═══ Material for this exercise ═══

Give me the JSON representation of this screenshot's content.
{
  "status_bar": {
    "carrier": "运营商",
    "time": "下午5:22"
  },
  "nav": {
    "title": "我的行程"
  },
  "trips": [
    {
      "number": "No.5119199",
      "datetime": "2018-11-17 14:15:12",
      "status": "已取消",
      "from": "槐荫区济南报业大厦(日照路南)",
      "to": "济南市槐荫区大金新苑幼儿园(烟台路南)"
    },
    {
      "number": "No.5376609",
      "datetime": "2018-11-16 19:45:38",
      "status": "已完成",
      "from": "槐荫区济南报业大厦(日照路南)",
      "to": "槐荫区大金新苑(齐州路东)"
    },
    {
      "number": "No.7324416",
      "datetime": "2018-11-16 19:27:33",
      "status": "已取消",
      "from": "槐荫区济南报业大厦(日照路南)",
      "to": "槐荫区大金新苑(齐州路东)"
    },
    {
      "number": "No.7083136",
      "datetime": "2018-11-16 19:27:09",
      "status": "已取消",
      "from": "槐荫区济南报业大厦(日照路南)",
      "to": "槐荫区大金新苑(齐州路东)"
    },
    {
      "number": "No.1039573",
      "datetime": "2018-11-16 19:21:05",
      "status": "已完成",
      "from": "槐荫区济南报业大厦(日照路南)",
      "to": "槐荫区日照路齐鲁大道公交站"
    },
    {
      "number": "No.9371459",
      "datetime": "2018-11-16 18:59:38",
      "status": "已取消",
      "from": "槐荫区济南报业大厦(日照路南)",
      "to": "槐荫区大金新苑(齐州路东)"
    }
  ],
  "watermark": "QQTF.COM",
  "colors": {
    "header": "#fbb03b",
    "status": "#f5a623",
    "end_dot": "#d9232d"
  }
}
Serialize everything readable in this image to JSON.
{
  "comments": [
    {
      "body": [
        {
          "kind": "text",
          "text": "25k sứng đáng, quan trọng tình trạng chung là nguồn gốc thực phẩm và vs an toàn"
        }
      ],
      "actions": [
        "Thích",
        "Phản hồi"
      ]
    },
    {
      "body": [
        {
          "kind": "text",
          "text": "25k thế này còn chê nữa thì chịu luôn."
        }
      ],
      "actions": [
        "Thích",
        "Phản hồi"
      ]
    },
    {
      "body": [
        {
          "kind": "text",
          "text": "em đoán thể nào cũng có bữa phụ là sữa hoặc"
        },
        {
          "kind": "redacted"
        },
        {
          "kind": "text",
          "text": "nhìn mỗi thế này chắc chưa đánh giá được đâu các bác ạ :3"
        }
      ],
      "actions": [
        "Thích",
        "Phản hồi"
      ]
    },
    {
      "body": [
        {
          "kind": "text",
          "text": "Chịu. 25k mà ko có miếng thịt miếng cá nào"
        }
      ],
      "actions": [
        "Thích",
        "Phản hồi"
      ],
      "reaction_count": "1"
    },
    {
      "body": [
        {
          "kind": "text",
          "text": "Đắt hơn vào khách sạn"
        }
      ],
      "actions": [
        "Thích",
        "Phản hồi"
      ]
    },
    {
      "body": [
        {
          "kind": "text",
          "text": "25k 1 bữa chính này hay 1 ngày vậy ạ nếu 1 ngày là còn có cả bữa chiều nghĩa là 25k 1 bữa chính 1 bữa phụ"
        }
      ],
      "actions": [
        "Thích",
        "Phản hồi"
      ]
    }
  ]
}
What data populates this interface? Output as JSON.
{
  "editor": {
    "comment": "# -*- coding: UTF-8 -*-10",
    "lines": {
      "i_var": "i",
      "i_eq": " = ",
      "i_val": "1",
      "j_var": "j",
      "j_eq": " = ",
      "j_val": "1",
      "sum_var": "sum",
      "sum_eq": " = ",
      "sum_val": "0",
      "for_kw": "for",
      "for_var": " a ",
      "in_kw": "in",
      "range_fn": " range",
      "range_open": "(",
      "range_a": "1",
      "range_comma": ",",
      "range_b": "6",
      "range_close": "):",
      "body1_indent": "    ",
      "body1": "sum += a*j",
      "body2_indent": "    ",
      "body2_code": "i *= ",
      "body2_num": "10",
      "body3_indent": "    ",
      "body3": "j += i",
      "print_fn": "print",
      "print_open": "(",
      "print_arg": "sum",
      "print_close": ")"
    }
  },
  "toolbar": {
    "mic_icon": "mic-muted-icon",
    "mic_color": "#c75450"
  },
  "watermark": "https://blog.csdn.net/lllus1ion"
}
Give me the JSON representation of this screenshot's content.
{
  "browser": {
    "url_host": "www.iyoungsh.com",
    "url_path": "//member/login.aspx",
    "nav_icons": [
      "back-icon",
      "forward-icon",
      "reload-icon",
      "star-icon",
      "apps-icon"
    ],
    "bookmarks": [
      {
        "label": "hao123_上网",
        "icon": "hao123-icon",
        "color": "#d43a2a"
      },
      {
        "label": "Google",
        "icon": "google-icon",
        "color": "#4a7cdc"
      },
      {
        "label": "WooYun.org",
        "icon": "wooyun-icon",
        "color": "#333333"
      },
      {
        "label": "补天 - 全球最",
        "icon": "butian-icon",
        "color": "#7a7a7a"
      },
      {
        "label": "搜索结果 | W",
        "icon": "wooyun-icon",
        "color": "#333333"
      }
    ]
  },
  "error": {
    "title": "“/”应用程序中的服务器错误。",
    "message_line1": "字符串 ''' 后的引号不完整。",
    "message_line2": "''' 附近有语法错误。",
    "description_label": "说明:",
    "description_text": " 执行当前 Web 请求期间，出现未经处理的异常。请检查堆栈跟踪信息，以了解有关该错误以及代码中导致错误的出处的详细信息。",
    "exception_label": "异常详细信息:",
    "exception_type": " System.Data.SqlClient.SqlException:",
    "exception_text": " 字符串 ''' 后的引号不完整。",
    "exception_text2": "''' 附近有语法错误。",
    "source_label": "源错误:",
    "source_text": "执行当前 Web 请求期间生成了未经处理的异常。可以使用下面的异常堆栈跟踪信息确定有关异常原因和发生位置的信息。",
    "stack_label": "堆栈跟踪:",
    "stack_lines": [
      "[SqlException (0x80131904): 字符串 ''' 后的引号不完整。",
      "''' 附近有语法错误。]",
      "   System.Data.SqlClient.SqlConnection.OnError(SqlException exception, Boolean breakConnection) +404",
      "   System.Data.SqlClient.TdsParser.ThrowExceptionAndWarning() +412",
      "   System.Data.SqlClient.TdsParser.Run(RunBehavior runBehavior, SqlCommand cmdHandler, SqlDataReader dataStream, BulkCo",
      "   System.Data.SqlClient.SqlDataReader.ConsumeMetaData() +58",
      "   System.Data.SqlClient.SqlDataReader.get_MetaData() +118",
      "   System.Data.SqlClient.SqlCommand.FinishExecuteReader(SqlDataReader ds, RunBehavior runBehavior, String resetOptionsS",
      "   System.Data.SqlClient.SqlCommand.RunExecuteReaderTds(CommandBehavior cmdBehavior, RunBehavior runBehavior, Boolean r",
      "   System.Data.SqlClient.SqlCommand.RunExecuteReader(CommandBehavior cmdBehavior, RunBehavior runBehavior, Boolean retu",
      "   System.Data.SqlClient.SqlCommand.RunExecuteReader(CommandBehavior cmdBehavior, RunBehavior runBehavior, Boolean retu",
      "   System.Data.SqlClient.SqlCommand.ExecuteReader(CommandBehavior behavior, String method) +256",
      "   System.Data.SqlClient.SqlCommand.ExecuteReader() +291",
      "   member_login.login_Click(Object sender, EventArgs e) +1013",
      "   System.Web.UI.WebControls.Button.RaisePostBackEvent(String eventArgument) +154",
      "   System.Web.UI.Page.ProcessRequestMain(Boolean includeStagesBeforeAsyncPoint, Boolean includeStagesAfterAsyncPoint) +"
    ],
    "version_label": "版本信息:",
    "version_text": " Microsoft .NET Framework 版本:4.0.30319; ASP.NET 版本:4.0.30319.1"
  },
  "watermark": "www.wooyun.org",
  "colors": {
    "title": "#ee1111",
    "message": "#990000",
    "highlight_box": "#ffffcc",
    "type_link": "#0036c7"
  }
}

═══

• **Directive**
State how many lines include the string "SqlException", and nothing more.

• **Exercise solution**
3